> **DIRECTION**
Repeat the records exactly. Every line must match.

── SOURCE MATERIAL

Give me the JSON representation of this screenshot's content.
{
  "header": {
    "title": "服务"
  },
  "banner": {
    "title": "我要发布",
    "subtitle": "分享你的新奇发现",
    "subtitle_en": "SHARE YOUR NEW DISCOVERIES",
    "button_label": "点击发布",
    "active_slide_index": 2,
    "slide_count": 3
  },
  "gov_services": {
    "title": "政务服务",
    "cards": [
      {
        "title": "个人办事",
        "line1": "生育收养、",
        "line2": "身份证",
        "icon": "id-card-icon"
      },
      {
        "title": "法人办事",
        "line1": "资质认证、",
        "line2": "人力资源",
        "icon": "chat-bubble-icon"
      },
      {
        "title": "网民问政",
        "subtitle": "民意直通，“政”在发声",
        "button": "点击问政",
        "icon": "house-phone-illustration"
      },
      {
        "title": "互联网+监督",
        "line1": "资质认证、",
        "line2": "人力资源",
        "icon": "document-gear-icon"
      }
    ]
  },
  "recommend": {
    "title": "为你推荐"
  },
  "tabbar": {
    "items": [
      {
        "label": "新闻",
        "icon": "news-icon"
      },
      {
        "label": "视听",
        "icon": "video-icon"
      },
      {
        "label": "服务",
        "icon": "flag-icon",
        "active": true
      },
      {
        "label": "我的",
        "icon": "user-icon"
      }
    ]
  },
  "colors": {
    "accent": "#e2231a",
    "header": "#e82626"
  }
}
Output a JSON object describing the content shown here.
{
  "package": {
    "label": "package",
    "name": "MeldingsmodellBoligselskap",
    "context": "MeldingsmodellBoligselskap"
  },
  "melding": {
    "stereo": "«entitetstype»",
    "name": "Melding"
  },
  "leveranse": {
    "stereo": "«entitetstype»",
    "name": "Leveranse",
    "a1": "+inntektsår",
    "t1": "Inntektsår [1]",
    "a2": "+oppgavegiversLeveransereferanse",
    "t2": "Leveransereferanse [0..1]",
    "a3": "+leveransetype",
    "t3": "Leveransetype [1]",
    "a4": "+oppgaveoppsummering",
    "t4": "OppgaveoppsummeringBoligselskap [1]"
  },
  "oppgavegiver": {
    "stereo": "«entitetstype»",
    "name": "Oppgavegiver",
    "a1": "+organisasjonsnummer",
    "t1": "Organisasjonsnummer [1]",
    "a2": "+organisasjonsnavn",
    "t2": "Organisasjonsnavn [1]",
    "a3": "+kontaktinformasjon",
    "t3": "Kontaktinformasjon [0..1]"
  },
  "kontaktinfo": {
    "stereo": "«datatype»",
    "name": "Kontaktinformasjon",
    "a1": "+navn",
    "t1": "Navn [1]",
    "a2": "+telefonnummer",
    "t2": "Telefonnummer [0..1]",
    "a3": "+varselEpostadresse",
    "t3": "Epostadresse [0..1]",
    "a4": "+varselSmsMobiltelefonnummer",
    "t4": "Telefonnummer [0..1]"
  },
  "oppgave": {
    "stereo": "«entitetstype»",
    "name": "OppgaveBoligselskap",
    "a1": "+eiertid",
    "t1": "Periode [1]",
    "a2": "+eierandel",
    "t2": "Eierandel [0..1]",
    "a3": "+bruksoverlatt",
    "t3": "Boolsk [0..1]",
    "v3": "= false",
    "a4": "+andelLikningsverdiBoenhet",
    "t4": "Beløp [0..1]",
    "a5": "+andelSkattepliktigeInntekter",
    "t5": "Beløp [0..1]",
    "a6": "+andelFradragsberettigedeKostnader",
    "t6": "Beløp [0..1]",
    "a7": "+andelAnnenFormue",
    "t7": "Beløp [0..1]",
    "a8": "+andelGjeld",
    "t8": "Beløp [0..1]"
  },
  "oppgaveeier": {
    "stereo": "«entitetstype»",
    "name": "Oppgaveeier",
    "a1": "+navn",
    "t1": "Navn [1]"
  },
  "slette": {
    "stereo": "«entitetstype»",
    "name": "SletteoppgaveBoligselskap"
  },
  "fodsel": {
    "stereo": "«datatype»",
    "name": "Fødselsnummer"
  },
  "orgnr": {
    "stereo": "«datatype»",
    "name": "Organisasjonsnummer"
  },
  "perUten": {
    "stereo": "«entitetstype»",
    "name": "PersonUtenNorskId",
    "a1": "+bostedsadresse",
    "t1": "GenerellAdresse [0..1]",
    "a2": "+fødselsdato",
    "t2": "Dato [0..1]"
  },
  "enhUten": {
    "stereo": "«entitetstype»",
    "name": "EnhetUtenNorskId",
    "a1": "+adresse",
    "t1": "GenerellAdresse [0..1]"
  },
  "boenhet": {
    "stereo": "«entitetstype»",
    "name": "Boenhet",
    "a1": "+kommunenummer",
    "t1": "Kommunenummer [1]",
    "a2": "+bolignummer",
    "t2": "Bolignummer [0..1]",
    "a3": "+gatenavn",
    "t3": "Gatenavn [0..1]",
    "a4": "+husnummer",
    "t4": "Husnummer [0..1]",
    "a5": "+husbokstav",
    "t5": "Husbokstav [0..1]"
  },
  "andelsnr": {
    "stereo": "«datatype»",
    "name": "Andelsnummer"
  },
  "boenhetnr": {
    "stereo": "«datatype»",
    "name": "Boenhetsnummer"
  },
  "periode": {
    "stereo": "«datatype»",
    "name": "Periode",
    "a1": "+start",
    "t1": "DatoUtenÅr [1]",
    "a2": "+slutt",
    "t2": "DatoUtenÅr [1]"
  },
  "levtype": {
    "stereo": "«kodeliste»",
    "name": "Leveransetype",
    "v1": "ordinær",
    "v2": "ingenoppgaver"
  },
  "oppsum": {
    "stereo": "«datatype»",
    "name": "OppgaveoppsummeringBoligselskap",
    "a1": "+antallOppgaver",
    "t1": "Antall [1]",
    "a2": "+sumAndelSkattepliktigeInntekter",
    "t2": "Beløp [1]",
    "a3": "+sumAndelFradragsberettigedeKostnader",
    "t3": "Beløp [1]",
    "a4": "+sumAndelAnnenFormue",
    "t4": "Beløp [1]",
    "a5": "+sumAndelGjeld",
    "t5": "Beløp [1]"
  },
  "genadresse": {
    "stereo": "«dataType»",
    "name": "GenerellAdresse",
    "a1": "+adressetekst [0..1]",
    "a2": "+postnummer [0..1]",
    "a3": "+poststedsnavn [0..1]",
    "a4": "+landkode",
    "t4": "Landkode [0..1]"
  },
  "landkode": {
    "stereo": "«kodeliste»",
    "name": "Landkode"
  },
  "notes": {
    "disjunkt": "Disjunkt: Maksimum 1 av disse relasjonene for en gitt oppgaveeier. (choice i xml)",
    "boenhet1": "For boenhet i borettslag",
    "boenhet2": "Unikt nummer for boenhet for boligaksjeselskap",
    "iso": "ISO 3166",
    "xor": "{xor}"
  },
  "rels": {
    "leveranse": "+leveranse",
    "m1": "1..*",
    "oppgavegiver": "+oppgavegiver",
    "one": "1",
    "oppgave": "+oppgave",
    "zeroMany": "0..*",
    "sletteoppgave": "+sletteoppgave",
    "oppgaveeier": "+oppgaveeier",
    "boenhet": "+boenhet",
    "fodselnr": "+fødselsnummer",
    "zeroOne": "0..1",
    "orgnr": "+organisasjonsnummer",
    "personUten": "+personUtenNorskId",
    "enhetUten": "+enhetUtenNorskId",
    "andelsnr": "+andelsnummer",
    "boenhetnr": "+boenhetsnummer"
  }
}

────

> **REPLY TO THE TASK**
Give me the JSON representation of this screenshot's content.
{
  "header": {
    "title": "服务"
  },
  "banner": {
    "title": "我要发布",
    "subtitle": "分享你的新奇发现",
    "subtitle_en": "SHARE YOUR NEW DISCOVERIES",
    "button_label": "点击发布",
    "active_slide_index": 2,
    "slide_count": 3
  },
  "gov_services": {
    "title": "政务服务",
    "cards": [
      {
        "title": "个人办事",
        "line1": "生育收养、",
        "line2": "身份证",
        "icon": "id-card-icon"
      },
      {
        "title": "法人办事",
        "line1": "资质认证、",
        "line2": "人力资源",
        "icon": "chat-bubble-icon"
      },
      {
        "title": "网民问政",
        "subtitle": "民意直通，“政”在发声",
        "button": "点击问政",
        "icon": "house-phone-illustration"
      },
      {
        "title": "互联网+监督",
        "line1": "资质认证、",
        "line2": "人力资源",
        "icon": "document-gear-icon"
      }
    ]
  },
  "recommend": {
    "title": "为你推荐"
  },
  "tabbar": {
    "items": [
      {
        "label": "新闻",
        "icon": "news-icon"
      },
      {
        "label": "视听",
        "icon": "video-icon"
      },
      {
        "label": "服务",
        "icon": "flag-icon",
        "active": true
      },
      {
        "label": "我的",
        "icon": "user-icon"
      }
    ]
  },
  "colors": {
    "accent": "#e2231a",
    "header": "#e82626"
  }
}
Output a JSON object describing the content shown here.
{
  "package": {
    "label": "package",
    "name": "MeldingsmodellBoligselskap",
    "context": "MeldingsmodellBoligselskap"
  },
  "melding": {
    "stereo": "«entitetstype»",
    "name": "Melding"
  },
  "leveranse": {
    "stereo": "«entitetstype»",
    "name": "Leveranse",
    "a1": "+inntektsår",
    "t1": "Inntektsår [1]",
    "a2": "+oppgavegiversLeveransereferanse",
    "t2": "Leveransereferanse [0..1]",
    "a3": "+leveransetype",
    "t3": "Leveransetype [1]",
    "a4": "+oppgaveoppsummering",
    "t4": "OppgaveoppsummeringBoligselskap [1]"
  },
  "oppgavegiver": {
    "stereo": "«entitetstype»",
    "name": "Oppgavegiver",
    "a1": "+organisasjonsnummer",
    "t1": "Organisasjonsnummer [1]",
    "a2": "+organisasjonsnavn",
    "t2": "Organisasjonsnavn [1]",
    "a3": "+kontaktinformasjon",
    "t3": "Kontaktinformasjon [0..1]"
  },
  "kontaktinfo": {
    "stereo": "«datatype»",
    "name": "Kontaktinformasjon",
    "a1": "+navn",
    "t1": "Navn [1]",
    "a2": "+telefonnummer",
    "t2": "Telefonnummer [0..1]",
    "a3": "+varselEpostadresse",
    "t3": "Epostadresse [0..1]",
    "a4": "+varselSmsMobiltelefonnummer",
    "t4": "Telefonnummer [0..1]"
  },
  "oppgave": {
    "stereo": "«entitetstype»",
    "name": "OppgaveBoligselskap",
    "a1": "+eiertid",
    "t1": "Periode [1]",
    "a2": "+eierandel",
    "t2": "Eierandel [0..1]",
    "a3": "+bruksoverlatt",
    "t3": "Boolsk [0..1]",
    "v3": "= false",
    "a4": "+andelLikningsverdiBoenhet",
    "t4": "Beløp [0..1]",
    "a5": "+andelSkattepliktigeInntekter",
    "t5": "Beløp [0..1]",
    "a6": "+andelFradragsberettigedeKostnader",
    "t6": "Beløp [0..1]",
    "a7": "+andelAnnenFormue",
    "t7": "Beløp [0..1]",
    "a8": "+andelGjeld",
    "t8": "Beløp [0..1]"
  },
  "oppgaveeier": {
    "stereo": "«entitetstype»",
    "name": "Oppgaveeier",
    "a1": "+navn",
    "t1": "Navn [1]"
  },
  "slette": {
    "stereo": "«entitetstype»",
    "name": "SletteoppgaveBoligselskap"
  },
  "fodsel": {
    "stereo": "«datatype»",
    "name": "Fødselsnummer"
  },
  "orgnr": {
    "stereo": "«datatype»",
    "name": "Organisasjonsnummer"
  },
  "perUten": {
    "stereo": "«entitetstype»",
    "name": "PersonUtenNorskId",
    "a1": "+bostedsadresse",
    "t1": "GenerellAdresse [0..1]",
    "a2": "+fødselsdato",
    "t2": "Dato [0..1]"
  },
  "enhUten": {
    "stereo": "«entitetstype»",
    "name": "EnhetUtenNorskId",
    "a1": "+adresse",
    "t1": "GenerellAdresse [0..1]"
  },
  "boenhet": {
    "stereo": "«entitetstype»",
    "name": "Boenhet",
    "a1": "+kommunenummer",
    "t1": "Kommunenummer [1]",
    "a2": "+bolignummer",
    "t2": "Bolignummer [0..1]",
    "a3": "+gatenavn",
    "t3": "Gatenavn [0..1]",
    "a4": "+husnummer",
    "t4": "Husnummer [0..1]",
    "a5": "+husbokstav",
    "t5": "Husbokstav [0..1]"
  },
  "andelsnr": {
    "stereo": "«datatype»",
    "name": "Andelsnummer"
  },
  "boenhetnr": {
    "stereo": "«datatype»",
    "name": "Boenhetsnummer"
  },
  "periode": {
    "stereo": "«datatype»",
    "name": "Periode",
    "a1": "+start",
    "t1": "DatoUtenÅr [1]",
    "a2": "+slutt",
    "t2": "DatoUtenÅr [1]"
  },
  "levtype": {
    "stereo": "«kodeliste»",
    "name": "Leveransetype",
    "v1": "ordinær",
    "v2": "ingenoppgaver"
  },
  "oppsum": {
    "stereo": "«datatype»",
    "name": "OppgaveoppsummeringBoligselskap",
    "a1": "+antallOppgaver",
    "t1": "Antall [1]",
    "a2": "+sumAndelSkattepliktigeInntekter",
    "t2": "Beløp [1]",
    "a3": "+sumAndelFradragsberettigedeKostnader",
    "t3": "Beløp [1]",
    "a4": "+sumAndelAnnenFormue",
    "t4": "Beløp [1]",
    "a5": "+sumAndelGjeld",
    "t5": "Beløp [1]"
  },
  "genadresse": {
    "stereo": "«dataType»",
    "name": "GenerellAdresse",
    "a1": "+adressetekst [0..1]",
    "a2": "+postnummer [0..1]",
    "a3": "+poststedsnavn [0..1]",
    "a4": "+landkode",
    "t4": "Landkode [0..1]"
  },
  "landkode": {
    "stereo": "«kodeliste»",
    "name": "Landkode"
  },
  "notes": {
    "disjunkt": "Disjunkt: Maksimum 1 av disse relasjonene for en gitt oppgaveeier. (choice i xml)",
    "boenhet1": "For boenhet i borettslag",
    "boenhet2": "Unikt nummer for boenhet for boligaksjeselskap",
    "iso": "ISO 3166",
    "xor": "{xor}"
  },
  "rels": {
    "leveranse": "+leveranse",
    "m1": "1..*",
    "oppgavegiver": "+oppgavegiver",
    "one": "1",
    "oppgave": "+oppgave",
    "zeroMany": "0..*",
    "sletteoppgave": "+sletteoppgave",
    "oppgaveeier": "+oppgaveeier",
    "boenhet": "+boenhet",
    "fodselnr": "+fødselsnummer",
    "zeroOne": "0..1",
    "orgnr": "+organisasjonsnummer",
    "personUten": "+personUtenNorskId",
    "enhetUten": "+enhetUtenNorskId",
    "andelsnr": "+andelsnummer",
    "boenhetnr": "+boenhetsnummer"
  }
}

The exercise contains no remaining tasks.